Task description: Copy every line in which the string "Overload" occurs.

Exercise materials:
····················

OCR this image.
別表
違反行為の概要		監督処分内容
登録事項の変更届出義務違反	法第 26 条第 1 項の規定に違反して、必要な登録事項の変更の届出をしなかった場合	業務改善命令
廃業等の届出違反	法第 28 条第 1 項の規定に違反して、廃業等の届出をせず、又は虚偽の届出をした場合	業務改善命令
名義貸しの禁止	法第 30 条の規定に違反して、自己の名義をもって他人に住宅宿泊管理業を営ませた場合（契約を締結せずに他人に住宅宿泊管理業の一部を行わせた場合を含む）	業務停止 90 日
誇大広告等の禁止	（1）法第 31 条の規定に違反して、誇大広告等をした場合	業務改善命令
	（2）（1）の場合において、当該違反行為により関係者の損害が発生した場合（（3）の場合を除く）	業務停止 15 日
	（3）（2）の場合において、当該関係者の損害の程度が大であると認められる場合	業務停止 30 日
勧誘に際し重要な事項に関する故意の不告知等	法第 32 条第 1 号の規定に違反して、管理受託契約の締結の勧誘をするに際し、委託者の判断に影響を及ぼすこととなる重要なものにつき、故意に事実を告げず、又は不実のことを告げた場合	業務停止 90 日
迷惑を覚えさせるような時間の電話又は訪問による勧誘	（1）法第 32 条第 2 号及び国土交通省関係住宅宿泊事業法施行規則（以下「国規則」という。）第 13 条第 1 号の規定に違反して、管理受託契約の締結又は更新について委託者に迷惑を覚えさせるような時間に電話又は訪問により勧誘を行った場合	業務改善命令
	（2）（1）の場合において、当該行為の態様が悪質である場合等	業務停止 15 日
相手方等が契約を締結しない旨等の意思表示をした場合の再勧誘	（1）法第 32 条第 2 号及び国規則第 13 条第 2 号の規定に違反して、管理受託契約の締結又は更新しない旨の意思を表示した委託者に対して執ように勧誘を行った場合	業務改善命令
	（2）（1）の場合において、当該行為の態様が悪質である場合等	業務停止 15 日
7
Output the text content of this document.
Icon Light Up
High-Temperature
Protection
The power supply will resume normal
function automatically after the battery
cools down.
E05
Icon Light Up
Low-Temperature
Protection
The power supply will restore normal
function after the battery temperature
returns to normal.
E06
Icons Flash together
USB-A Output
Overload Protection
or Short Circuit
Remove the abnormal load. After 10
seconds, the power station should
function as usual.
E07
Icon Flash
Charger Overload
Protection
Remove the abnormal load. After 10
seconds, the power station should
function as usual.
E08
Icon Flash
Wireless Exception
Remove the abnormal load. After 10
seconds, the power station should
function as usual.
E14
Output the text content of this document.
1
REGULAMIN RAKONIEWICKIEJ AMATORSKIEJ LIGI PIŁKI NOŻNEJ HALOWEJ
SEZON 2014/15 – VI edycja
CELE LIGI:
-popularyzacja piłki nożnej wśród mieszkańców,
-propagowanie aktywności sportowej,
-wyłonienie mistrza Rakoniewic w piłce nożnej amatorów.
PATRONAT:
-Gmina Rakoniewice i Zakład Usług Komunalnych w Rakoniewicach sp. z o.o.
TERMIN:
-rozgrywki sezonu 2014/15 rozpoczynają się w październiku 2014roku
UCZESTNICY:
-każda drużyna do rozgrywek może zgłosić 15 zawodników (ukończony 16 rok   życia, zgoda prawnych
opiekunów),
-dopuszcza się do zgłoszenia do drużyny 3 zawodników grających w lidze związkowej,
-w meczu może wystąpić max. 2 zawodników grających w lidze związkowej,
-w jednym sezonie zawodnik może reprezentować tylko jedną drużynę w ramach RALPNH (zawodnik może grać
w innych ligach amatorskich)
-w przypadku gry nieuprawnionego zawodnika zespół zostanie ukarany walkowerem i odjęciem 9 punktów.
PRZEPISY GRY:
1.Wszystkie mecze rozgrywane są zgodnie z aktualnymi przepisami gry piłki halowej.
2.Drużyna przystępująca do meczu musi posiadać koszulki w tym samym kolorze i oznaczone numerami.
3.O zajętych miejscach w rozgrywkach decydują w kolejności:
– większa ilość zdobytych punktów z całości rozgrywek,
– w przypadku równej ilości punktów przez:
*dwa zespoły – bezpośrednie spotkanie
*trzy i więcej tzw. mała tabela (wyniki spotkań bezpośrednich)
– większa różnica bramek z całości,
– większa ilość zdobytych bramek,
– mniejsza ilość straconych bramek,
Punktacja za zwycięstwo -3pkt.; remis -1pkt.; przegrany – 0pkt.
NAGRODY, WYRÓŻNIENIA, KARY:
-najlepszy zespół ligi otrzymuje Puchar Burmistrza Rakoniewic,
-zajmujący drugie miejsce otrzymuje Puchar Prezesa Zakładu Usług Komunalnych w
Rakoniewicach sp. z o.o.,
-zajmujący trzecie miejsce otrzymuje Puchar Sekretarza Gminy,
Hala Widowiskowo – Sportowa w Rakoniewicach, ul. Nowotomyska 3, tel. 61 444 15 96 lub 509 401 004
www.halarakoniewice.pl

····················

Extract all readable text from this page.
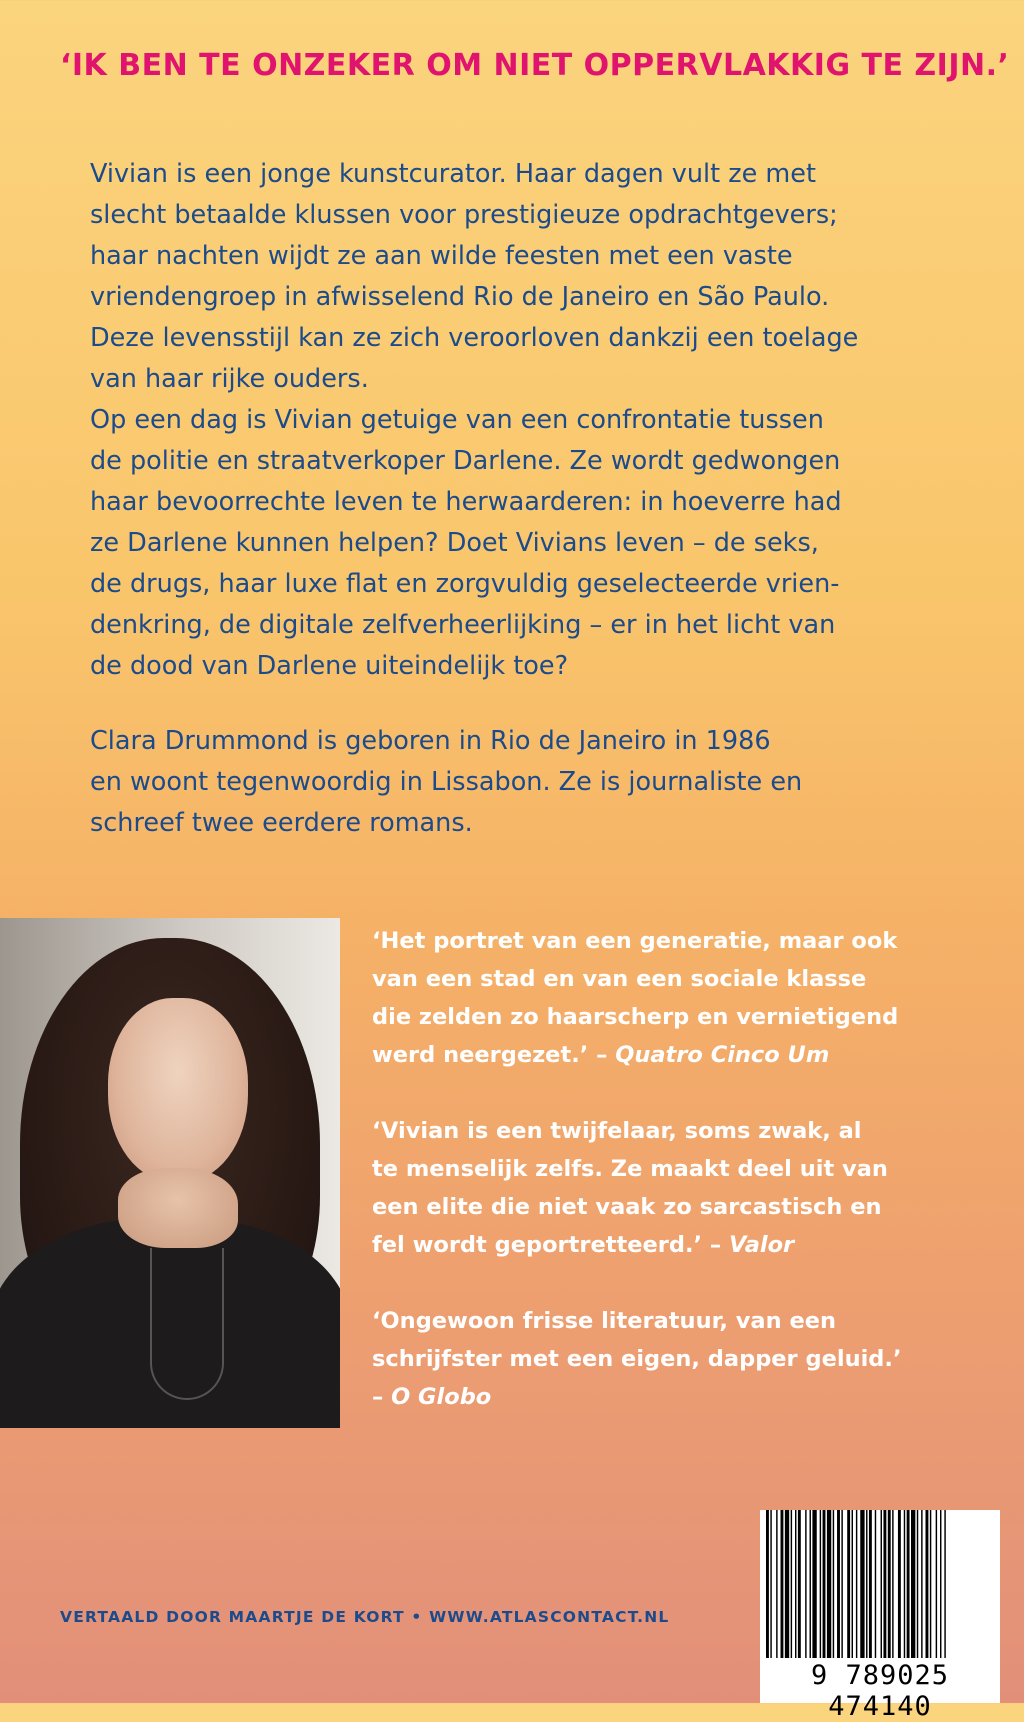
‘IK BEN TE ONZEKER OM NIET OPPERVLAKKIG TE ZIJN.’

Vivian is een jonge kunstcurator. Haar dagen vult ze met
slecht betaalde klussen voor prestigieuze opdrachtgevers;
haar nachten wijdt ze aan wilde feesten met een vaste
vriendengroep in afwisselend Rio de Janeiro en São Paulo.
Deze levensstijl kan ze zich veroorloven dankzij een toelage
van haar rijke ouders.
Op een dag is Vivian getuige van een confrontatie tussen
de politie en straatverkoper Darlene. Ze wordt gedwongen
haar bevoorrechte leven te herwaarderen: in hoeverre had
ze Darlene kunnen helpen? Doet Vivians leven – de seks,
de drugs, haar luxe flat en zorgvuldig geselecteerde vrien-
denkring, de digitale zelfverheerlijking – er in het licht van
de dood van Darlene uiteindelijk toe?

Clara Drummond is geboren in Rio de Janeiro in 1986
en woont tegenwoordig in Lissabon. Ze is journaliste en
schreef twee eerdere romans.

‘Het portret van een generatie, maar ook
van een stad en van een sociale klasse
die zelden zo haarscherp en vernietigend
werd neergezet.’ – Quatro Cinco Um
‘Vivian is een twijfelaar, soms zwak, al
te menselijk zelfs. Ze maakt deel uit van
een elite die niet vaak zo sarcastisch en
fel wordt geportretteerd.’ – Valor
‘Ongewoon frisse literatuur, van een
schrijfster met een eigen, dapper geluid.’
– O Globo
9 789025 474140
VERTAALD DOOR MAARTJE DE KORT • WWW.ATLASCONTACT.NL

····················

Written response:
Overload Protection
Charger Overload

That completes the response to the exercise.